* _Work to complete_
Return the listing word for word, as given.

☆ ☆ ☆ ☆ ☆ ☆ ☆

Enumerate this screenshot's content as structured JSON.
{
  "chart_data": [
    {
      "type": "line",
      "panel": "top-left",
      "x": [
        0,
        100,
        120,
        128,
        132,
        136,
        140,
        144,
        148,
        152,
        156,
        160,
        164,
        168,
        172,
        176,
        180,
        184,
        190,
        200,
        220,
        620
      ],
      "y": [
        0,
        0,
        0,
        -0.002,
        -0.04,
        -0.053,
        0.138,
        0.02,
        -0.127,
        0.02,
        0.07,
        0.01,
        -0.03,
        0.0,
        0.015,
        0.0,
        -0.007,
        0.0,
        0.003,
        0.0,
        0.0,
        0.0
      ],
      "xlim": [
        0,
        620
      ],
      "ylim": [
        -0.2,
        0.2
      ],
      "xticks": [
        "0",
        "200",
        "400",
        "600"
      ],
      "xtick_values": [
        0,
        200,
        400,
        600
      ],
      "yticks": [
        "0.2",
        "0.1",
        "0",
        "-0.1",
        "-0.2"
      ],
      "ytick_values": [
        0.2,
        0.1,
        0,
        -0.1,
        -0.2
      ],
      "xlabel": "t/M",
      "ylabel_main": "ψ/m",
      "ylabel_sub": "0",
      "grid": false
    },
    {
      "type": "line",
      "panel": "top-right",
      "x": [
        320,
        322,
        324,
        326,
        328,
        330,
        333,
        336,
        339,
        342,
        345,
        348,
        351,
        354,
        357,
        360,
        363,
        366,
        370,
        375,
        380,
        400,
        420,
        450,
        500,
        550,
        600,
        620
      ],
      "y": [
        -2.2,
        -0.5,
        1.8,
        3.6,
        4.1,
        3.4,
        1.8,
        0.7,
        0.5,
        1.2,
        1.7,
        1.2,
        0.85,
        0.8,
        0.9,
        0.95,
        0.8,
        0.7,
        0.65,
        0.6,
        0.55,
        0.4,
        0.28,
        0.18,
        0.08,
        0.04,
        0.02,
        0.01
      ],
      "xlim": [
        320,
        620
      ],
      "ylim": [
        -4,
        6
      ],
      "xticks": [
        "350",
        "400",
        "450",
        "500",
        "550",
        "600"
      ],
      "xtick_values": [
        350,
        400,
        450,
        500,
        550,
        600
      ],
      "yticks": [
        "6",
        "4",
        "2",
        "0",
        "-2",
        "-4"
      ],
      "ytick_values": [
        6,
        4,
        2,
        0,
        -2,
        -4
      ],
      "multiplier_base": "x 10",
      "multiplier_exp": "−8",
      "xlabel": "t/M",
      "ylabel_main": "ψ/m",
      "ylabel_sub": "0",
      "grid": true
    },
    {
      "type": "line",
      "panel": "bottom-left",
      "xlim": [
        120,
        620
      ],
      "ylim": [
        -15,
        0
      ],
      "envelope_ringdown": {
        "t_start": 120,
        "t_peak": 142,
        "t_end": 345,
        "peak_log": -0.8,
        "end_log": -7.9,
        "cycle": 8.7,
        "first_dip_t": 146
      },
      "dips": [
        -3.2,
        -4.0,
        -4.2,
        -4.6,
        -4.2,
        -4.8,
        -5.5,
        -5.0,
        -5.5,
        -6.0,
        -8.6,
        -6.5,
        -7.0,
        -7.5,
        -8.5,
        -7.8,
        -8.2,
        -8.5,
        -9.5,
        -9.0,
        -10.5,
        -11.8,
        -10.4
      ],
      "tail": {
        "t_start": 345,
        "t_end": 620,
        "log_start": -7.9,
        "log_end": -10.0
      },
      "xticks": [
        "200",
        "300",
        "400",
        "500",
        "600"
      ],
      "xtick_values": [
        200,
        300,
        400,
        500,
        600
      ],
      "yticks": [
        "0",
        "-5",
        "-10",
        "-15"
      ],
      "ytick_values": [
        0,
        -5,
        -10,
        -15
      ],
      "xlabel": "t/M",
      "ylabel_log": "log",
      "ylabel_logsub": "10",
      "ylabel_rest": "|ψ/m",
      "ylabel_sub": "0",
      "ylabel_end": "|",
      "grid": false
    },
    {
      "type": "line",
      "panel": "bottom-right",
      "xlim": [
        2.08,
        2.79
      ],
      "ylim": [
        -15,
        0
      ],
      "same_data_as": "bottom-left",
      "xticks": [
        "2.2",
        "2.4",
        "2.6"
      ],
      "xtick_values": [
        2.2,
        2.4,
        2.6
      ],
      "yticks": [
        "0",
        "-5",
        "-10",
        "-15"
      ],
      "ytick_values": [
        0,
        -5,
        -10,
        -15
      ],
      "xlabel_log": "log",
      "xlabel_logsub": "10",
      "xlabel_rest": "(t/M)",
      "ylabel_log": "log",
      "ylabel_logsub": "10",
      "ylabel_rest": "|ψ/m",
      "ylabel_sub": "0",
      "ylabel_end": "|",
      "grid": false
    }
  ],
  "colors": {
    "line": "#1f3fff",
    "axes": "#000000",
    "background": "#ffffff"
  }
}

☆ ☆ ☆ ☆ ☆ ☆ ☆

* _Problem solution_
Enumerate this screenshot's content as structured JSON.
{
  "chart_data": [
    {
      "type": "line",
      "panel": "top-left",
      "x": [
        0,
        100,
        120,
        128,
        132,
        136,
        140,
        144,
        148,
        152,
        156,
        160,
        164,
        168,
        172,
        176,
        180,
        184,
        190,
        200,
        220,
        620
      ],
      "y": [
        0,
        0,
        0,
        -0.002,
        -0.04,
        -0.053,
        0.138,
        0.02,
        -0.127,
        0.02,
        0.07,
        0.01,
        -0.03,
        0.0,
        0.015,
        0.0,
        -0.007,
        0.0,
        0.003,
        0.0,
        0.0,
        0.0
      ],
      "xlim": [
        0,
        620
      ],
      "ylim": [
        -0.2,
        0.2
      ],
      "xticks": [
        "0",
        "200",
        "400",
        "600"
      ],
      "xtick_values": [
        0,
        200,
        400,
        600
      ],
      "yticks": [
        "0.2",
        "0.1",
        "0",
        "-0.1",
        "-0.2"
      ],
      "ytick_values": [
        0.2,
        0.1,
        0,
        -0.1,
        -0.2
      ],
      "xlabel": "t/M",
      "ylabel_main": "ψ/m",
      "ylabel_sub": "0",
      "grid": false
    },
    {
      "type": "line",
      "panel": "top-right",
      "x": [
        320,
        322,
        324,
        326,
        328,
        330,
        333,
        336,
        339,
        342,
        345,
        348,
        351,
        354,
        357,
        360,
        363,
        366,
        370,
        375,
        380,
        400,
        420,
        450,
        500,
        550,
        600,
        620
      ],
      "y": [
        -2.2,
        -0.5,
        1.8,
        3.6,
        4.1,
        3.4,
        1.8,
        0.7,
        0.5,
        1.2,
        1.7,
        1.2,
        0.85,
        0.8,
        0.9,
        0.95,
        0.8,
        0.7,
        0.65,
        0.6,
        0.55,
        0.4,
        0.28,
        0.18,
        0.08,
        0.04,
        0.02,
        0.01
      ],
      "xlim": [
        320,
        620
      ],
      "ylim": [
        -4,
        6
      ],
      "xticks": [
        "350",
        "400",
        "450",
        "500",
        "550",
        "600"
      ],
      "xtick_values": [
        350,
        400,
        450,
        500,
        550,
        600
      ],
      "yticks": [
        "6",
        "4",
        "2",
        "0",
        "-2",
        "-4"
      ],
      "ytick_values": [
        6,
        4,
        2,
        0,
        -2,
        -4
      ],
      "multiplier_base": "x 10",
      "multiplier_exp": "−8",
      "xlabel": "t/M",
      "ylabel_main": "ψ/m",
      "ylabel_sub": "0",
      "grid": true
    },
    {
      "type": "line",
      "panel": "bottom-left",
      "xlim": [
        120,
        620
      ],
      "ylim": [
        -15,
        0
      ],
      "envelope_ringdown": {
        "t_start": 120,
        "t_peak": 142,
        "t_end": 345,
        "peak_log": -0.8,
        "end_log": -7.9,
        "cycle": 8.7,
        "first_dip_t": 146
      },
      "dips": [
        -3.2,
        -4.0,
        -4.2,
        -4.6,
        -4.2,
        -4.8,
        -5.5,
        -5.0,
        -5.5,
        -6.0,
        -8.6,
        -6.5,
        -7.0,
        -7.5,
        -8.5,
        -7.8,
        -8.2,
        -8.5,
        -9.5,
        -9.0,
        -10.5,
        -11.8,
        -10.4
      ],
      "tail": {
        "t_start": 345,
        "t_end": 620,
        "log_start": -7.9,
        "log_end": -10.0
      },
      "xticks": [
        "200",
        "300",
        "400",
        "500",
        "600"
      ],
      "xtick_values": [
        200,
        300,
        400,
        500,
        600
      ],
      "yticks": [
        "0",
        "-5",
        "-10",
        "-15"
      ],
      "ytick_values": [
        0,
        -5,
        -10,
        -15
      ],
      "xlabel": "t/M",
      "ylabel_log": "log",
      "ylabel_logsub": "10",
      "ylabel_rest": "|ψ/m",
      "ylabel_sub": "0",
      "ylabel_end": "|",
      "grid": false
    },
    {
      "type": "line",
      "panel": "bottom-right",
      "xlim": [
        2.08,
        2.79
      ],
      "ylim": [
        -15,
        0
      ],
      "same_data_as": "bottom-left",
      "xticks": [
        "2.2",
        "2.4",
        "2.6"
      ],
      "xtick_values": [
        2.2,
        2.4,
        2.6
      ],
      "yticks": [
        "0",
        "-5",
        "-10",
        "-15"
      ],
      "ytick_values": [
        0,
        -5,
        -10,
        -15
      ],
      "xlabel_log": "log",
      "xlabel_logsub": "10",
      "xlabel_rest": "(t/M)",
      "ylabel_log": "log",
      "ylabel_logsub": "10",
      "ylabel_rest": "|ψ/m",
      "ylabel_sub": "0",
      "ylabel_end": "|",
      "grid": false
    }
  ],
  "colors": {
    "line": "#1f3fff",
    "axes": "#000000",
    "background": "#ffffff"
  }
}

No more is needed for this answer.